Stored data:

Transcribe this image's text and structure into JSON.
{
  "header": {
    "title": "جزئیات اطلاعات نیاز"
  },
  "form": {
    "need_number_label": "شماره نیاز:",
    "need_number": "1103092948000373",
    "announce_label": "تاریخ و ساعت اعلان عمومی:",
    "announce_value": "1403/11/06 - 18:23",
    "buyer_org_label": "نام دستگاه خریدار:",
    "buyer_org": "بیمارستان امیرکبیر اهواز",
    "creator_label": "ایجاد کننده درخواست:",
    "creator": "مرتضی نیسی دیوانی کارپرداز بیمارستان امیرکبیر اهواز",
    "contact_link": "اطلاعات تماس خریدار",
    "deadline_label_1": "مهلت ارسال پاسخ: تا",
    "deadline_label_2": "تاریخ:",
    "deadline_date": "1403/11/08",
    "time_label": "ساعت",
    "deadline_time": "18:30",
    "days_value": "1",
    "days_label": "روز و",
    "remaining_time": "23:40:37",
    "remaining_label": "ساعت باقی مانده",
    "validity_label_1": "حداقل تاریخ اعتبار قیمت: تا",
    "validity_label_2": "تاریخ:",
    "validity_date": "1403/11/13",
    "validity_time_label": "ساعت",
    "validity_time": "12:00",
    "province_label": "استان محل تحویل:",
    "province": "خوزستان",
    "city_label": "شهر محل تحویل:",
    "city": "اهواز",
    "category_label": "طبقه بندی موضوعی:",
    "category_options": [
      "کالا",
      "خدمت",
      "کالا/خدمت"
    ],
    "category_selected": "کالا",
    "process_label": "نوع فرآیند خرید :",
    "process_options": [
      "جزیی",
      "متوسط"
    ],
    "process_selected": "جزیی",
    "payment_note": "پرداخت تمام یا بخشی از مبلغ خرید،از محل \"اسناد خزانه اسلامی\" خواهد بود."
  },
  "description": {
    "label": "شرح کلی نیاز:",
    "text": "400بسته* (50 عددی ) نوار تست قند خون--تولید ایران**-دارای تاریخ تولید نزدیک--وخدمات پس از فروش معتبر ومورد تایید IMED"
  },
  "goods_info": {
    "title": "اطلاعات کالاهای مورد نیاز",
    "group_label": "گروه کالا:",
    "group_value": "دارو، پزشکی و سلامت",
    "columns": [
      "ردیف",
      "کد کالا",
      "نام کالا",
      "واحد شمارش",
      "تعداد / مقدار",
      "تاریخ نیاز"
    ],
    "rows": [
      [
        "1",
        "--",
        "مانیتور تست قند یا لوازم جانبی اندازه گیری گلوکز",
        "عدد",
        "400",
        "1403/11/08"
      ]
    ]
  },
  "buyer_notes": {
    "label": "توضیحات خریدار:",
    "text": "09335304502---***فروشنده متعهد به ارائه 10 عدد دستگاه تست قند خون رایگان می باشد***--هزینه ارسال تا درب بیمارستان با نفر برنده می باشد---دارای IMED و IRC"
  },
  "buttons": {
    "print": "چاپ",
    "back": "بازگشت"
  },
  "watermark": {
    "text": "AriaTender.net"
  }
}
==
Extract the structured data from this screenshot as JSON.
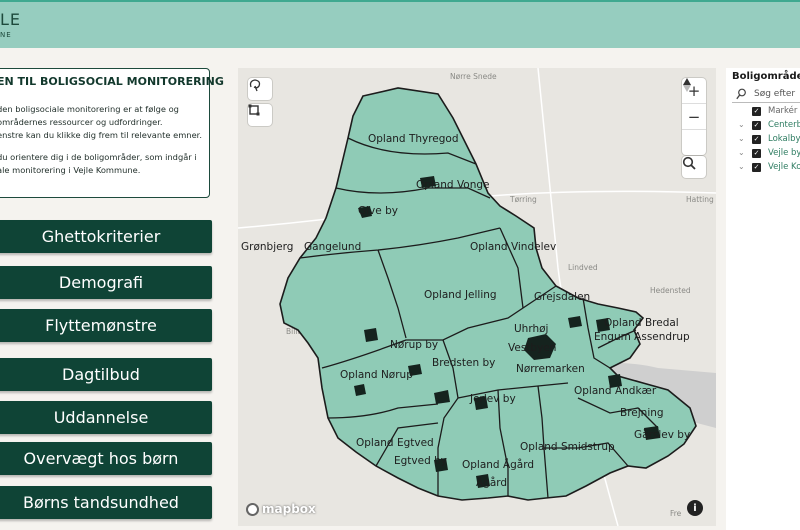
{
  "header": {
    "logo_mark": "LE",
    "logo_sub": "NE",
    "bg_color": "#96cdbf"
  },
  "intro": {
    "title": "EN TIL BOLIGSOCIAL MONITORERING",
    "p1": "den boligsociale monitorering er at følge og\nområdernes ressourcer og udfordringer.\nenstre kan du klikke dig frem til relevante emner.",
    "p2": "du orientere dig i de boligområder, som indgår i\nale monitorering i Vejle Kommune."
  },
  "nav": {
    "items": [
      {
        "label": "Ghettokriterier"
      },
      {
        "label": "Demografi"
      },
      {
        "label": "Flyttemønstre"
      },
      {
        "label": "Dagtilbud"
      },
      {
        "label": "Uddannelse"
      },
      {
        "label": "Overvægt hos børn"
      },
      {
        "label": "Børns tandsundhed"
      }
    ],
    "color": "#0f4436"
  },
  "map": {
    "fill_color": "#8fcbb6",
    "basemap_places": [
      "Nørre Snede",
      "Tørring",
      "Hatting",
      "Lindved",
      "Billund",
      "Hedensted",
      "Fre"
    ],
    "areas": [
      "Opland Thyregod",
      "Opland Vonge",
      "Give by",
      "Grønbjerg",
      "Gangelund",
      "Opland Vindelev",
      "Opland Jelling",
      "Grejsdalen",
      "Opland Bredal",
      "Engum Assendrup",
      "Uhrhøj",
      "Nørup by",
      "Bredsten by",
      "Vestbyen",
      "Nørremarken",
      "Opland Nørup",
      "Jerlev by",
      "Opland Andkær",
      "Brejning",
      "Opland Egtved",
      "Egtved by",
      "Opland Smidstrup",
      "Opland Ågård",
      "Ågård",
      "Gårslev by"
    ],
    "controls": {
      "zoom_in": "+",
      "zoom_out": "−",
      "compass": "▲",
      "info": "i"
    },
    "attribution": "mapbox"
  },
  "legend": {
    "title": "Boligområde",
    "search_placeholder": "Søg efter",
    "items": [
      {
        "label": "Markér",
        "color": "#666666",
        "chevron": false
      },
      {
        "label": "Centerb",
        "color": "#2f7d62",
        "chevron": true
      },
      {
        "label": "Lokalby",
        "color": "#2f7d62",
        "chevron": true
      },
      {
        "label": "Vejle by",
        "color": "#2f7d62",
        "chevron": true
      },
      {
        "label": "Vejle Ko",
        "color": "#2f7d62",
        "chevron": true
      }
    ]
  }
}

What is being asked
Report how many lines in the listing include the word "JSON". Give nothing but the count.

Correct output
2